## Set problem:
Show every line containing "Bepaal" by copying it.

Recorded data
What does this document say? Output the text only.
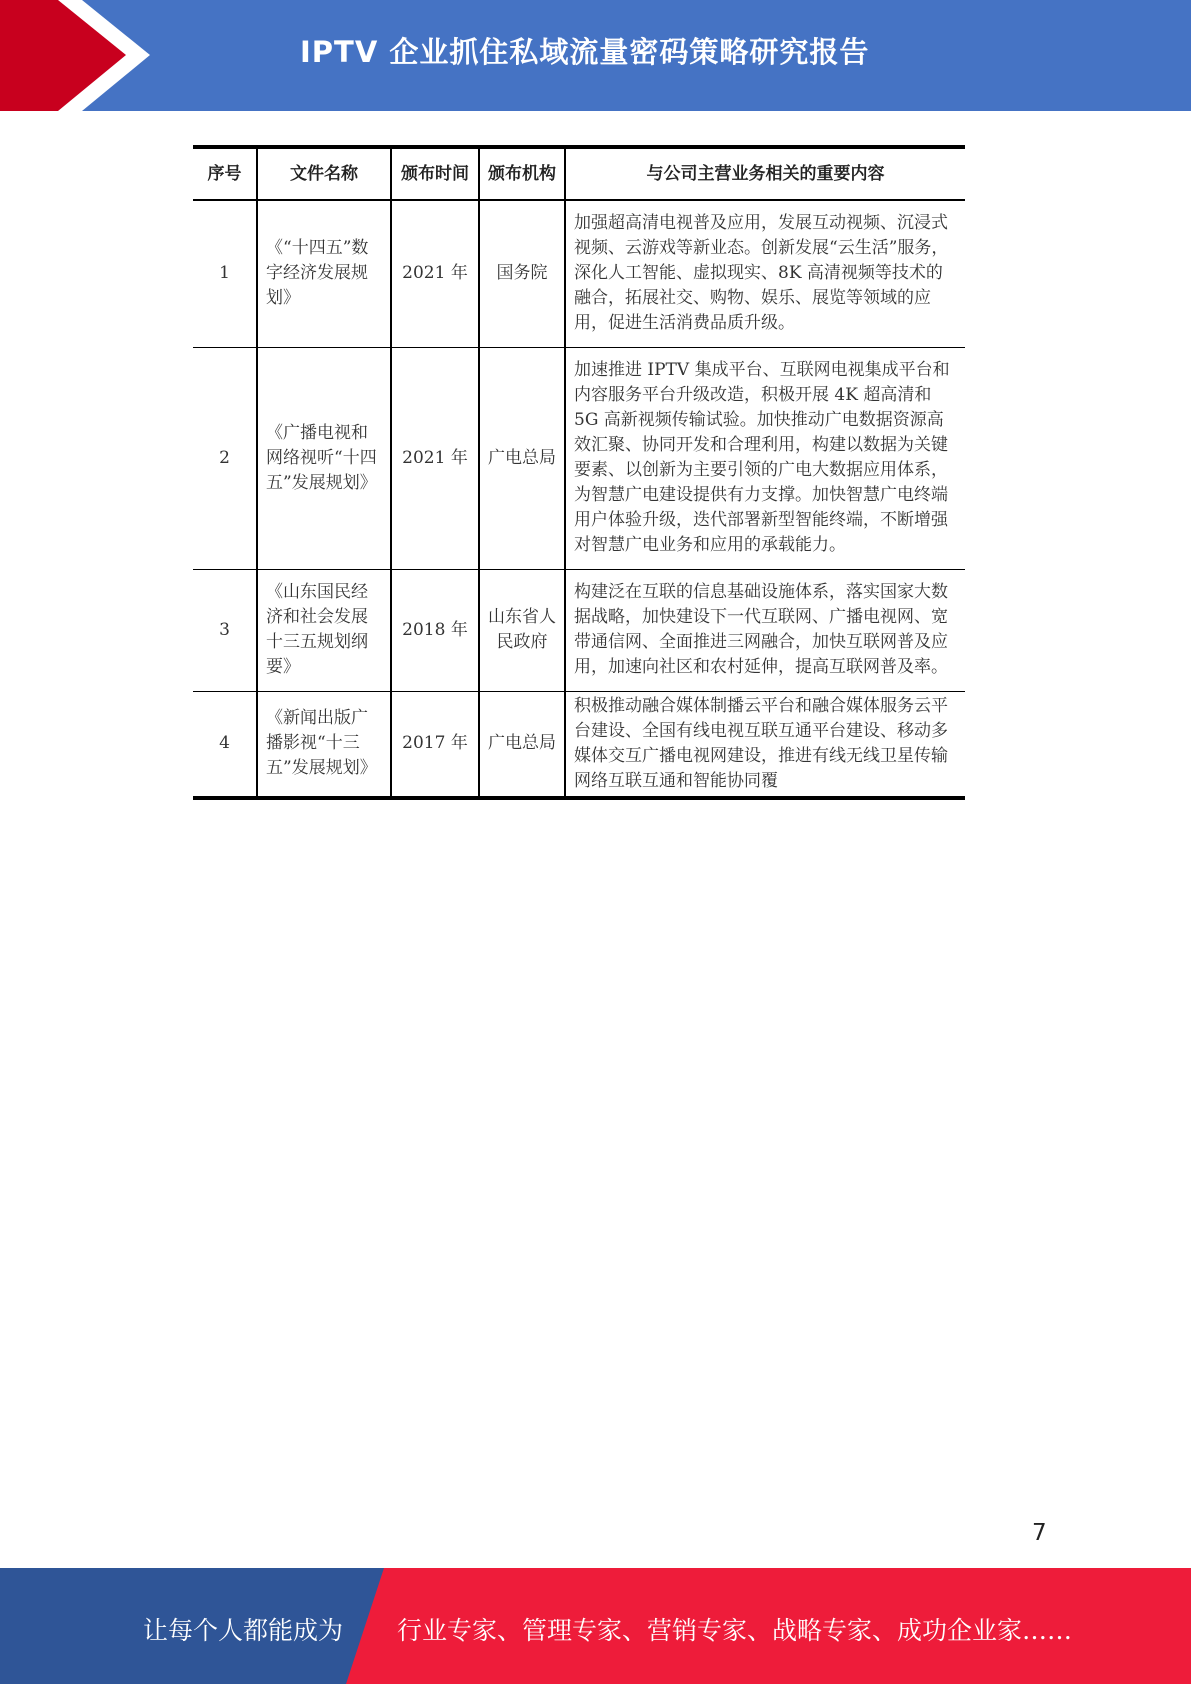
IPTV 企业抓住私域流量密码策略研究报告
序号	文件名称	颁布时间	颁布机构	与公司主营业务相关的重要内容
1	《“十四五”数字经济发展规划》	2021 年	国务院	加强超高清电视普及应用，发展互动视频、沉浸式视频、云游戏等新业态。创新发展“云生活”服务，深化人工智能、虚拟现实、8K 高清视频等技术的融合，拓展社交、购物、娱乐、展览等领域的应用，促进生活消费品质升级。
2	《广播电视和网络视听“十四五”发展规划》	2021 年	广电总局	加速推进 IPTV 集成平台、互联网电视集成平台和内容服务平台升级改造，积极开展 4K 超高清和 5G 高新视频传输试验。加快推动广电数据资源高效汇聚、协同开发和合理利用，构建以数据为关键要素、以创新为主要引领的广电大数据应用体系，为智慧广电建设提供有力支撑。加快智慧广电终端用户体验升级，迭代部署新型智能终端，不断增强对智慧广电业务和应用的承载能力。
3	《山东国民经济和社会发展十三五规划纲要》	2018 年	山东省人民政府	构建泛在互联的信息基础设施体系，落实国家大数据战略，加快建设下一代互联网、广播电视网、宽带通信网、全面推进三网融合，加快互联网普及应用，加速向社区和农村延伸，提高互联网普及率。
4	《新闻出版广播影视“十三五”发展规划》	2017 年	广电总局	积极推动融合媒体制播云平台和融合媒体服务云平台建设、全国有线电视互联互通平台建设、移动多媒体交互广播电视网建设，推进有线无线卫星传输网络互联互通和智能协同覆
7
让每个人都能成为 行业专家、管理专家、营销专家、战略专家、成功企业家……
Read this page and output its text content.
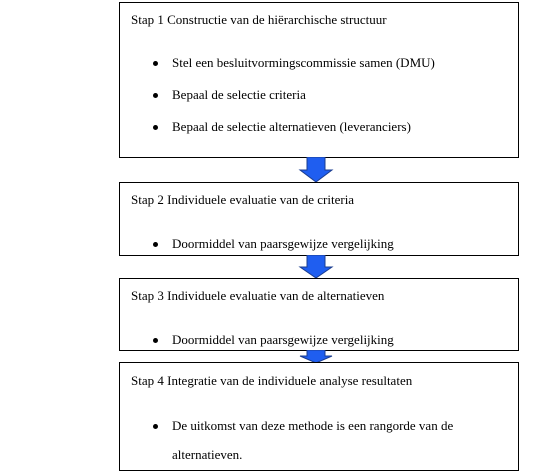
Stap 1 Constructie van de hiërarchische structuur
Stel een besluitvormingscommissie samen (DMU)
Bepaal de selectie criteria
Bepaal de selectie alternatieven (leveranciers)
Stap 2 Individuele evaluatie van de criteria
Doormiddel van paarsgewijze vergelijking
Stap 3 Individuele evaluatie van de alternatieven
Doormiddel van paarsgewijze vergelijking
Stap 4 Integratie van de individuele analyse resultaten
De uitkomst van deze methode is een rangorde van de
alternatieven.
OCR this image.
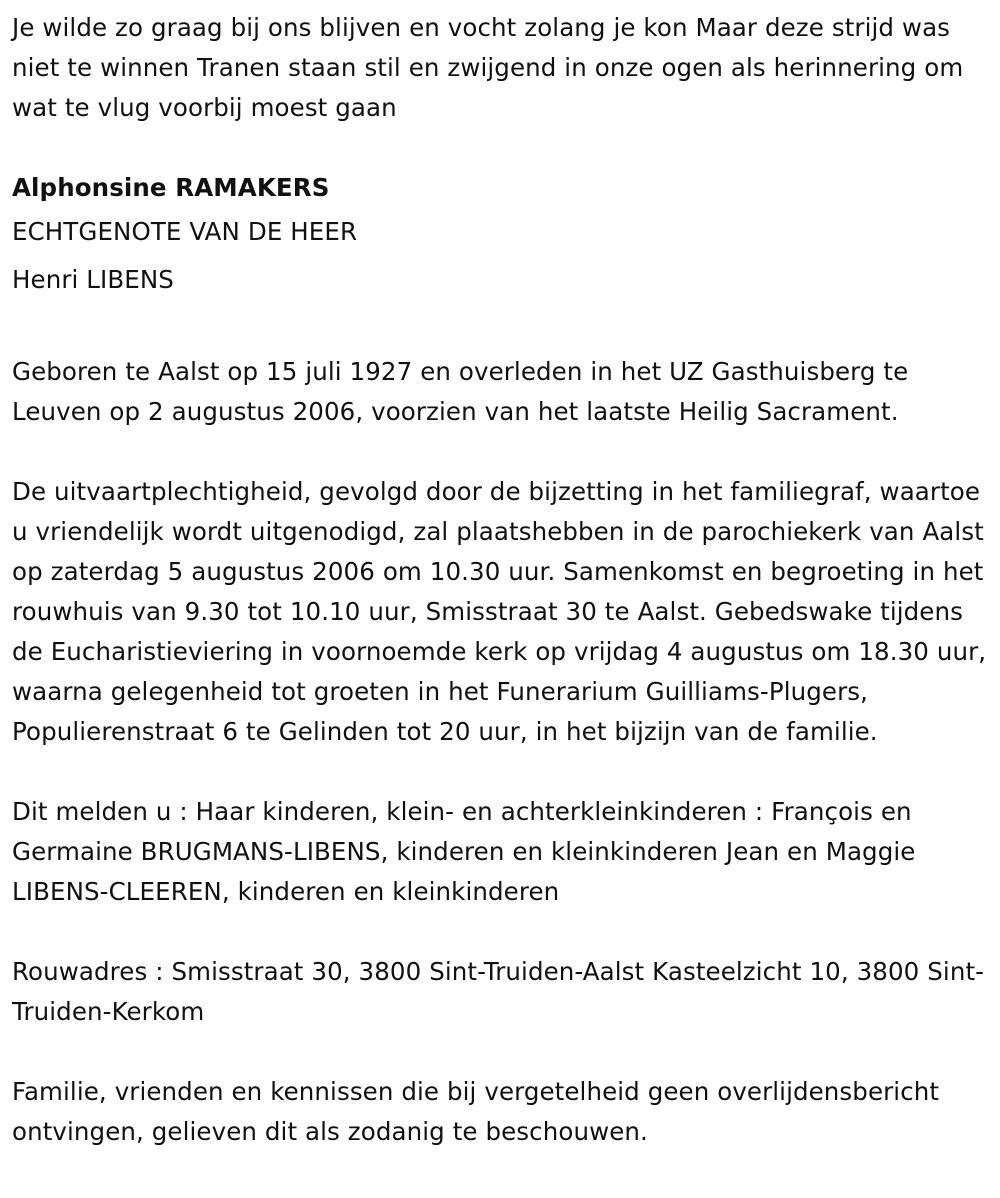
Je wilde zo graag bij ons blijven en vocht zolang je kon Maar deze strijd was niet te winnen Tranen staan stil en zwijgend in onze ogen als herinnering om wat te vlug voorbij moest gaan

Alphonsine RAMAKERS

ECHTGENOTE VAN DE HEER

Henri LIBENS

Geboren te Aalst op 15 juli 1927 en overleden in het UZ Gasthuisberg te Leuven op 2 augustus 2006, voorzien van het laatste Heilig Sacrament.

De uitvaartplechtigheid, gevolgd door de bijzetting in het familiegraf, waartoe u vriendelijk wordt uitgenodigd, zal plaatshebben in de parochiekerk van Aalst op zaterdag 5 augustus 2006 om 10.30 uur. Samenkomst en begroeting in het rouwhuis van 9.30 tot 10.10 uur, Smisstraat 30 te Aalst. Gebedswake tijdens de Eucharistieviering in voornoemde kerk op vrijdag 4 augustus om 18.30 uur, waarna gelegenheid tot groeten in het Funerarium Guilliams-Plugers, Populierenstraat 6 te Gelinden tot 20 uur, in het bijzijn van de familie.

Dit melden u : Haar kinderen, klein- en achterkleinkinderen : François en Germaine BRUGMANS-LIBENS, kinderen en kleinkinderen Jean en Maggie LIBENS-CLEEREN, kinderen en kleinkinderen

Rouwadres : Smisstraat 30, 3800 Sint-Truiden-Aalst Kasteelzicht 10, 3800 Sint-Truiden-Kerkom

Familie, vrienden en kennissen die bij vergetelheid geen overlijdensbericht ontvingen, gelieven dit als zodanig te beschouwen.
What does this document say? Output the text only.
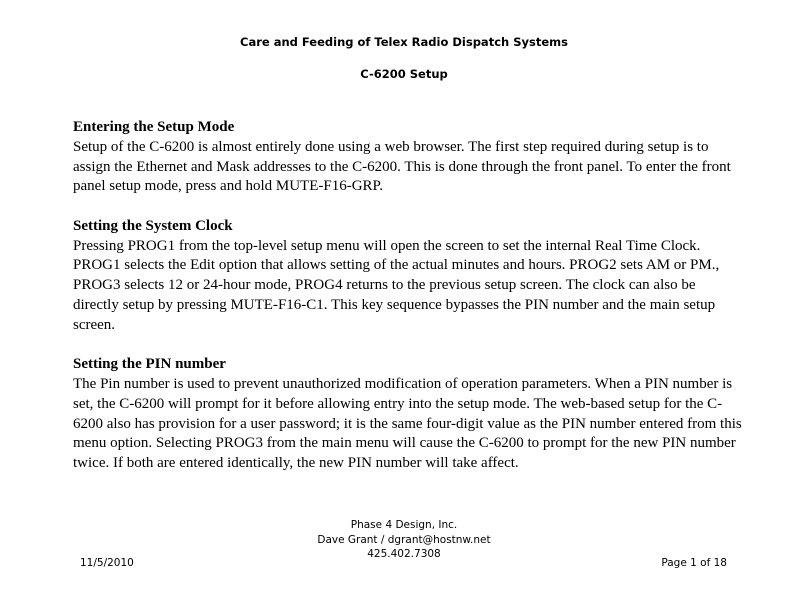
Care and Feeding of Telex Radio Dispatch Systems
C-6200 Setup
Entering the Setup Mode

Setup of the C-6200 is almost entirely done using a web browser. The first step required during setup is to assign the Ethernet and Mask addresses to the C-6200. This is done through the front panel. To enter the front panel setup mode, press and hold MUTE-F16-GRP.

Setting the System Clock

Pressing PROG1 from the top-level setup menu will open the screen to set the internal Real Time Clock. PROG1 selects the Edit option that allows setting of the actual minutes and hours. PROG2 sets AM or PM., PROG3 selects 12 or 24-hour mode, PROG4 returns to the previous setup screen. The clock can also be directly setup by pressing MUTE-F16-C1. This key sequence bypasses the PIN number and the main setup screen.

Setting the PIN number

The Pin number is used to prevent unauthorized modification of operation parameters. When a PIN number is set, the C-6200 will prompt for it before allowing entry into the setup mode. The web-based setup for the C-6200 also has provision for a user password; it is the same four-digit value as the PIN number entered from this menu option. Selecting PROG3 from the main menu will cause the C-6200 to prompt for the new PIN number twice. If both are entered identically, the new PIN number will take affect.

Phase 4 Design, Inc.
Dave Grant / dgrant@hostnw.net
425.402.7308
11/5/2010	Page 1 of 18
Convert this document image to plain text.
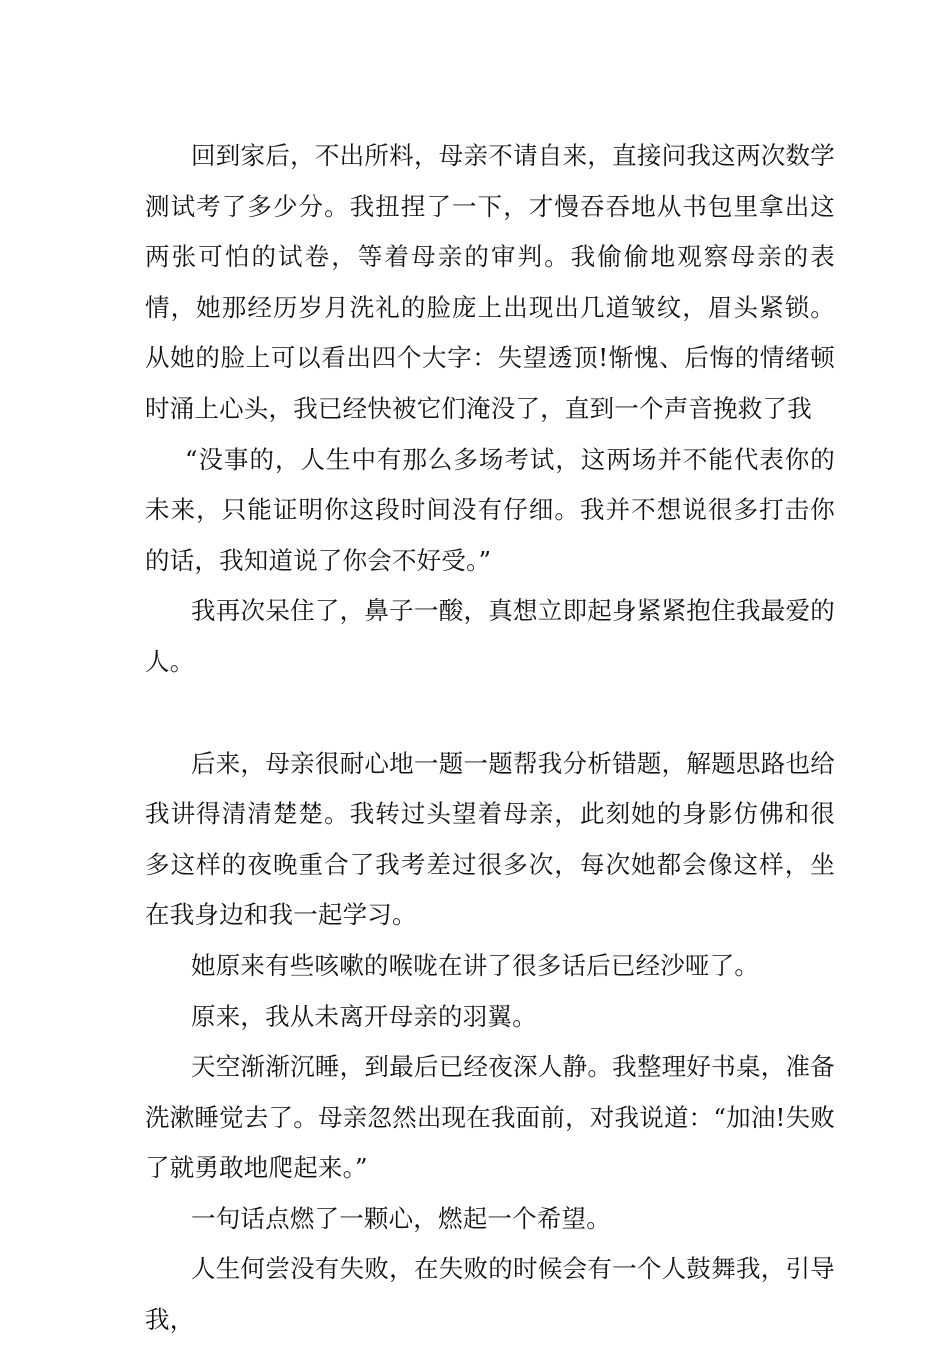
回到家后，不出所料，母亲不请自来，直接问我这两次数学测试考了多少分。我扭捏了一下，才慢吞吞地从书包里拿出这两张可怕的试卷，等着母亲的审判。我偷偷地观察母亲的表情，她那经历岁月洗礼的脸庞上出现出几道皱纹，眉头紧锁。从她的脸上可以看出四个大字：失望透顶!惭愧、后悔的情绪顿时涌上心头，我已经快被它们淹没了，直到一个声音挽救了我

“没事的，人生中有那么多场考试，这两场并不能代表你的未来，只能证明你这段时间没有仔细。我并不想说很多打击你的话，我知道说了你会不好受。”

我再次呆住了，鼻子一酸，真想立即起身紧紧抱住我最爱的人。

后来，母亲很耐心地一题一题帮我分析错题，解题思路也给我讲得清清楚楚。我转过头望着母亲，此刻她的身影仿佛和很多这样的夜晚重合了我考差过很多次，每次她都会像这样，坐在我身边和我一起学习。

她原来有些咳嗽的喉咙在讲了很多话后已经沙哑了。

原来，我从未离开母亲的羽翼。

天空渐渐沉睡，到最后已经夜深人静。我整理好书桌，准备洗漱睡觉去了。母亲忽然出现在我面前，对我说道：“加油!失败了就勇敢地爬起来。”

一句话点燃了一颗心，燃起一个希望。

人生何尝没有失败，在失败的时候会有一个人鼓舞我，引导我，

## Exercise output:
Bepaal de selectie criteria
Bepaal de selectie alternatieven (leveranciers)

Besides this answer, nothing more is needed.